TO BE DONE
Of the lines in the listing below, how many hold "literals"? Answer with the number only.
>>
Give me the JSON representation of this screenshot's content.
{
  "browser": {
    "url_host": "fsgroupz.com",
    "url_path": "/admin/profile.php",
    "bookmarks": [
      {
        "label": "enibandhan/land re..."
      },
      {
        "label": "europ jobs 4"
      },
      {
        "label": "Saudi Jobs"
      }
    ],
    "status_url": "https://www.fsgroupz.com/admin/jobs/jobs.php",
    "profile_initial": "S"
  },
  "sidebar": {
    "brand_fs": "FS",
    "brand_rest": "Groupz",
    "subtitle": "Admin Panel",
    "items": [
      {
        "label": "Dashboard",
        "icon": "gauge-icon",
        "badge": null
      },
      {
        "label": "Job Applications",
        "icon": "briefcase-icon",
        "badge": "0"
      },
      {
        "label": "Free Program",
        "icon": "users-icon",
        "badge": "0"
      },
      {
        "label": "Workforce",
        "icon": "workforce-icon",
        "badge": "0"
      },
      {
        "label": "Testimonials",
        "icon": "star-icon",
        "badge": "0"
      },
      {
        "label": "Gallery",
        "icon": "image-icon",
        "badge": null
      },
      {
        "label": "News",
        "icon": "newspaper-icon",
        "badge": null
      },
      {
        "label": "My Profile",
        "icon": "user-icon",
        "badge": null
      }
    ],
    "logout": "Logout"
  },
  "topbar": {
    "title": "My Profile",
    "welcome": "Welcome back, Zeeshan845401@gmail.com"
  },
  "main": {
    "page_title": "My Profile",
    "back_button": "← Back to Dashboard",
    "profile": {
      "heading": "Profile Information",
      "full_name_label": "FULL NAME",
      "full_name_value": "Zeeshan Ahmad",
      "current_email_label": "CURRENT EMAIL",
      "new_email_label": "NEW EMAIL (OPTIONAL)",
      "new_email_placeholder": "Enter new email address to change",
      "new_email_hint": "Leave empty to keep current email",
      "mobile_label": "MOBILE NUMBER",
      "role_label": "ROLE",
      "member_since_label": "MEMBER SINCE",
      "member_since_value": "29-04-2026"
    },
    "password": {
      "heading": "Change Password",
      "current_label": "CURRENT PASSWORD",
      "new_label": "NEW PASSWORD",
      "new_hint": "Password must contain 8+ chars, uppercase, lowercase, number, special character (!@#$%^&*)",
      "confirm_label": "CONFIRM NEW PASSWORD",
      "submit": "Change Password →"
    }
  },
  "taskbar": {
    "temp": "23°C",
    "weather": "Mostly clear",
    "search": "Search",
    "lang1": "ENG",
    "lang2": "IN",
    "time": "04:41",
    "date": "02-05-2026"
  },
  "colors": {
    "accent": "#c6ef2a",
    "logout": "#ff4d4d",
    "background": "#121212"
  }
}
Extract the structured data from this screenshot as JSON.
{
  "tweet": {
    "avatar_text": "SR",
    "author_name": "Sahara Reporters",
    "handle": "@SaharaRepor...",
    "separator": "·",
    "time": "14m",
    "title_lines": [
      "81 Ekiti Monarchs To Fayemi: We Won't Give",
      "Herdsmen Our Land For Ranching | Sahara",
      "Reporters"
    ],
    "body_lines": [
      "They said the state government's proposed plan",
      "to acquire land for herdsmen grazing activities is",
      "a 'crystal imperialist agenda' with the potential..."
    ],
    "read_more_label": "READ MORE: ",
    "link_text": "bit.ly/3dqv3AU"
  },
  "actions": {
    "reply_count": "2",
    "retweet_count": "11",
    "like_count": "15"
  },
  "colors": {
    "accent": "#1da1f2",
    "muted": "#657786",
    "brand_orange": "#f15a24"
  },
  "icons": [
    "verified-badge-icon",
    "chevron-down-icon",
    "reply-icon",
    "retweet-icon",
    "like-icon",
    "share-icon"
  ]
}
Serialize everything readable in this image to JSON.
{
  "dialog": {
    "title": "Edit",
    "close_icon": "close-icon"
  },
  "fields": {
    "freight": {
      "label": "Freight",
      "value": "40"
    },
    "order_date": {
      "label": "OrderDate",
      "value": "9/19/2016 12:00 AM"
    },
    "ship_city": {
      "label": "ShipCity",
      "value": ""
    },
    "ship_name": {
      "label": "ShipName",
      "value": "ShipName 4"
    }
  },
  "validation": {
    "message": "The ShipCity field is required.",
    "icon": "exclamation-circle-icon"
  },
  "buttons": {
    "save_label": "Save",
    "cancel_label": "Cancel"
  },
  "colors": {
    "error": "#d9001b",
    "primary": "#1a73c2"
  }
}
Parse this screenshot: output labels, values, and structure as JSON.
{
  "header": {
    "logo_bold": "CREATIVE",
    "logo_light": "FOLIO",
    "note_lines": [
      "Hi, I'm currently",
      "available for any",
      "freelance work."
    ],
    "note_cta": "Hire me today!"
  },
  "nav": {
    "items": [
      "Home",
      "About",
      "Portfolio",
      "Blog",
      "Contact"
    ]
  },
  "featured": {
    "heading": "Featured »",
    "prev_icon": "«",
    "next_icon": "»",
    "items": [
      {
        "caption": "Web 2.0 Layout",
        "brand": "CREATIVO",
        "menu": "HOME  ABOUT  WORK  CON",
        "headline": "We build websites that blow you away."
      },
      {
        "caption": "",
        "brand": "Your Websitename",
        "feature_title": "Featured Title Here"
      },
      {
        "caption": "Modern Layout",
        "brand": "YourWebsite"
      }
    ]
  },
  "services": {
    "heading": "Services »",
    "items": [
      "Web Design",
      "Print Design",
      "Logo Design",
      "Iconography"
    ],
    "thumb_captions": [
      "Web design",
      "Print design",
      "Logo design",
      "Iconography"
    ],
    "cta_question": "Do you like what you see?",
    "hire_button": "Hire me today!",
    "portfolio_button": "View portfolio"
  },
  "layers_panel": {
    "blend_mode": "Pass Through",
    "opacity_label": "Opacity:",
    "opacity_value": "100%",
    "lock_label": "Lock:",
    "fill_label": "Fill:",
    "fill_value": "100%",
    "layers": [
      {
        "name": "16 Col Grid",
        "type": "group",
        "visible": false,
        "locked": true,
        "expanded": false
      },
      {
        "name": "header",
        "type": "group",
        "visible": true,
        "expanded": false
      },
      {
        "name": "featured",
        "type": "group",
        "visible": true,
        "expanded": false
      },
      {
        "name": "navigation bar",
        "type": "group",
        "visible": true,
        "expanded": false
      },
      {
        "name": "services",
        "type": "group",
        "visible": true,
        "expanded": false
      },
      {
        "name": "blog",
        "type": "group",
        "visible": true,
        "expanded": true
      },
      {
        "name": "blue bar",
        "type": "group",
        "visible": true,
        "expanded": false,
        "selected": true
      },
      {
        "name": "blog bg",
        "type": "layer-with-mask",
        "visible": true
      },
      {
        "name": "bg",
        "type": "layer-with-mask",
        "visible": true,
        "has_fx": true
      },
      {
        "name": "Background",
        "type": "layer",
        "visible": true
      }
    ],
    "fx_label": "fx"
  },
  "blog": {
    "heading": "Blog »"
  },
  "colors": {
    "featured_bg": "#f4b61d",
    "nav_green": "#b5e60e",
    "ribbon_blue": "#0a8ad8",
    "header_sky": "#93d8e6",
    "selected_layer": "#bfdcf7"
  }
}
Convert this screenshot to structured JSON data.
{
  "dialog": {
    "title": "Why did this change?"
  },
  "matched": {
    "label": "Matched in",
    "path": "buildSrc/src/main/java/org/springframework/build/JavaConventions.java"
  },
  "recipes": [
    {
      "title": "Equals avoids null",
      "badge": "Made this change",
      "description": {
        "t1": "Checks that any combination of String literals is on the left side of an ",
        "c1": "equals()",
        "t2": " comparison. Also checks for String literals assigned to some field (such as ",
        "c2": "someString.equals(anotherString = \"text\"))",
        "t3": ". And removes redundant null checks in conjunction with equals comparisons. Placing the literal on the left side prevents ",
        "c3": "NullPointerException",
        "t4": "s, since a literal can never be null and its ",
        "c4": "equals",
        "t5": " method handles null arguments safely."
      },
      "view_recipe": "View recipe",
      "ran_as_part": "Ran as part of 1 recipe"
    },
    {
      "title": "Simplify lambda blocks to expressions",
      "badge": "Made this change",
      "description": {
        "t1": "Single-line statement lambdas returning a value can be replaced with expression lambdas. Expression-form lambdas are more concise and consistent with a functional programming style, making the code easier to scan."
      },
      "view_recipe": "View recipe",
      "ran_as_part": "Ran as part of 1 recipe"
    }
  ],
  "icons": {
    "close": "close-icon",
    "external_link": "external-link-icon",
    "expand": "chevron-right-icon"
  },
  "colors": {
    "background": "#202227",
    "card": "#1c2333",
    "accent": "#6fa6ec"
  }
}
<<
RESPONSE TO THE EXERCISE
2